**Things to do**
1. Repeat the headphone review word for word, starting with "QuietComfort 3s borrow" and going on through "headphones we've tested.".
2. Pick up the headphone review where it stops and keep writing it.

**Text segment**
*** Begin section ***

QuietComfort 3s borrow a feature found in Bose TriPort headphones -- small ports in the bottom of the ear-cups that increase the low-frequency output of the system. Boy, does it work -- they pump out surprisingly full bass that had us scrambling for the equaliser to turn down the cranked up bass settings on the PC we first plugged the QC 3s into. The plump bass isn't overly detailed, but these phones do put out a much bigger sound than any other portable headphones we've tested.
We used the QuietComfort 3 headphones extensively on a flight from Sydney to Tokyo. The noise cancelling worked every bit as well as its predecessor's, nicely diminishing the incessant drone from the plane's engines. Wearing them, we had to stop ourselves from humming to favourite songs on the audio channels and annoyed those in surrounding seats by chortling out loud while enjoying the poo-humour of Kenny. We've had people tell us they don't need Bose headphones as they always fly business class and use the airline's noise-cancelling headsets, but when compared head-to-head on this trip, the Qantas business class headphones didn't hold a candle to Bose in any department. If you travel overseas regularly, we recommend you bite the bullet and invest in one of the Bose QuietComfort models.

*** End section ***

**Source information**

*** Begin section ***

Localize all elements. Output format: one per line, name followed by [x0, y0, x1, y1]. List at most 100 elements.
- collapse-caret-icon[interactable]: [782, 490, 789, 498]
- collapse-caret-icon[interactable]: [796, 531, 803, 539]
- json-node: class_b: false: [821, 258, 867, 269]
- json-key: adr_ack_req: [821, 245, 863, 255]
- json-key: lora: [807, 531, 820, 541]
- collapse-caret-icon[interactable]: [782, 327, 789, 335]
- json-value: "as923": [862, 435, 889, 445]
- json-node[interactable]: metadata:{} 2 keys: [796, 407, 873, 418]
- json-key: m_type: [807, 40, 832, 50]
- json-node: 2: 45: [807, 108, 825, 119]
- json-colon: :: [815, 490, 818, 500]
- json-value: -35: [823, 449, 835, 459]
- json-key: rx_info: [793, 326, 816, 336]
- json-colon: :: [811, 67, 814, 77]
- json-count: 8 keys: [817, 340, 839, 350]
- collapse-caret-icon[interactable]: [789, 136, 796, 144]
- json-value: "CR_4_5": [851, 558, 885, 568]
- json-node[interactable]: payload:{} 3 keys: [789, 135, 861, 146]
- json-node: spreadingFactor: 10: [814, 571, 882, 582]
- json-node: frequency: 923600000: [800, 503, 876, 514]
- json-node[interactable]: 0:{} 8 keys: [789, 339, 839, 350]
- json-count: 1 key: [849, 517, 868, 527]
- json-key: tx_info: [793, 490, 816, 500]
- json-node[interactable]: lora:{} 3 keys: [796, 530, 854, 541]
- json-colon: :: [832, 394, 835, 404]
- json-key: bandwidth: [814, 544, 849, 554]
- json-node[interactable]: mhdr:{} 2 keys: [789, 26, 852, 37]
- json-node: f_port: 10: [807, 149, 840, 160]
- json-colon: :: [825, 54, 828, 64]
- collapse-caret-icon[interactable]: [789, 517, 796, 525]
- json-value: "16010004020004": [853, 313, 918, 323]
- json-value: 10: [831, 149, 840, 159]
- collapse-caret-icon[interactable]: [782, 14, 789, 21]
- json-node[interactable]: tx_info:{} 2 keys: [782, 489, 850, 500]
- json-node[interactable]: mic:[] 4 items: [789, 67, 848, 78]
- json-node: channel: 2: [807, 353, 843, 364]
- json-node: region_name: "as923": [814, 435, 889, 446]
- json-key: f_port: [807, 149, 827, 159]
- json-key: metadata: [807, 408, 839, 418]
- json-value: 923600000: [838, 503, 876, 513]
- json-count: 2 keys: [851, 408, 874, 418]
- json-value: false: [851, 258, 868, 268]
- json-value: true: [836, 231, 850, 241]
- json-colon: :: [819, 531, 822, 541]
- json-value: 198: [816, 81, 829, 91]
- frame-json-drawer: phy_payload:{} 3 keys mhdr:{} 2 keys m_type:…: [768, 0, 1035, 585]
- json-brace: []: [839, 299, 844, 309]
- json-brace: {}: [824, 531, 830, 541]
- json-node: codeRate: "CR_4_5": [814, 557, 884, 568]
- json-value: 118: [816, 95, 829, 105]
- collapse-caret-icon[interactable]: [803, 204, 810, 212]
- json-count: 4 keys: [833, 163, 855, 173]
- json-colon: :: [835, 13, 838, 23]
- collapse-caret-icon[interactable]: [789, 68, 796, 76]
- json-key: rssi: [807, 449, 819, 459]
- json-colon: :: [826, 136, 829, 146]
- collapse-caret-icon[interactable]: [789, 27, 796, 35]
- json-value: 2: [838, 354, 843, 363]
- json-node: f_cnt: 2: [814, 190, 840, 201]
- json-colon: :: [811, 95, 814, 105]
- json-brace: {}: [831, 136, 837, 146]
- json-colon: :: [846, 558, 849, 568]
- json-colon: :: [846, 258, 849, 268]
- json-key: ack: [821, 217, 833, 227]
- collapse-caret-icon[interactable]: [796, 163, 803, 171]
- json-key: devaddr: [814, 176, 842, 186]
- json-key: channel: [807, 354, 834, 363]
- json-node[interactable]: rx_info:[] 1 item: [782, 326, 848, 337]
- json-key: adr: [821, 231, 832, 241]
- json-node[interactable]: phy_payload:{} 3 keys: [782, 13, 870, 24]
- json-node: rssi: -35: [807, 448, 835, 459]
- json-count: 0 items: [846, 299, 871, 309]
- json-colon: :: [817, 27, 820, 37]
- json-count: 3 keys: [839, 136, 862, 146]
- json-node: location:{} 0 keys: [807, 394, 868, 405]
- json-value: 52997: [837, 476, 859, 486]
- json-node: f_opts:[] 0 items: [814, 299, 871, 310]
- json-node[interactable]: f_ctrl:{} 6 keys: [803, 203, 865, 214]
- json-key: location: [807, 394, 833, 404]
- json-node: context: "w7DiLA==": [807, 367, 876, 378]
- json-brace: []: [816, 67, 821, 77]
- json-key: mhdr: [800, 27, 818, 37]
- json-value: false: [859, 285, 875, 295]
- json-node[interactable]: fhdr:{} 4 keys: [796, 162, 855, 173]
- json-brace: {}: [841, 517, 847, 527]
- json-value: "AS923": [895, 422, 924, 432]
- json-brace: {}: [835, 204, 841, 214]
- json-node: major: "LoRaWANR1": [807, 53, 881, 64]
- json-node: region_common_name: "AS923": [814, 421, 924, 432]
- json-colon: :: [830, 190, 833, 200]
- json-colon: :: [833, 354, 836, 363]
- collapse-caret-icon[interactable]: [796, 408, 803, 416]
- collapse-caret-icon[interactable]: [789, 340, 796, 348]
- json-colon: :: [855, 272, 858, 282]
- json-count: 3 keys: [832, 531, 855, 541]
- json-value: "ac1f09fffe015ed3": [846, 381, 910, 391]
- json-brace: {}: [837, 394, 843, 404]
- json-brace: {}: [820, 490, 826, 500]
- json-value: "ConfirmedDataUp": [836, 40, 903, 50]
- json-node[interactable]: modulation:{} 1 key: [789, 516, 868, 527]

*** End section ***

**Answers per task**
1.
QuietComfort 3s borrow a feature found in Bose TriPort headphones -- small ports in the bottom of the ear-cups that increase the low-frequency output of the system. Boy, does it work -- they pump out surprisingly full bass that had us scrambling for the equaliser to turn down the cranked up bass settings on the PC we first plugged the QC 3s into. The plump bass isn't overly detailed, but these phones do put out a much bigger sound than any other portable headphones we've tested.

2.
Which brings us to a final point -- the QuietComfort 3 headphones are pretty expensive at AU$599, but you do still have the option of buying the QuietComfort 2s for $100 less at AU$499. Truth be told, the QC 3s hurt our ears a bit after the 10 hour flight, so for our big lugs, the over-the-ear QuietComfort 2 headphones are more comfortable. The fit boils down to a matter of personal preference, however, as other CNET.com.au staffers have been happily testing the QuietComfort 3s on their daily work commutes, with no signs of discomfort even with ear studs and sunnies in place. (They can be a bit clammy on hot days though, so we wouldn't recommend them for exercising.)
With a smaller form factor and rechargeable battery, Bose has extended the portability and appeal beyond air travel with the QuietComfort 3 headphones, but depending on your comfort preferences, you may choose to save the extra cash and pick the more refined sound of the around-the-ear QuietComfort 2 headphones. Either way, both do the noise cancelling trick admirably and it's nice to have a choice of design.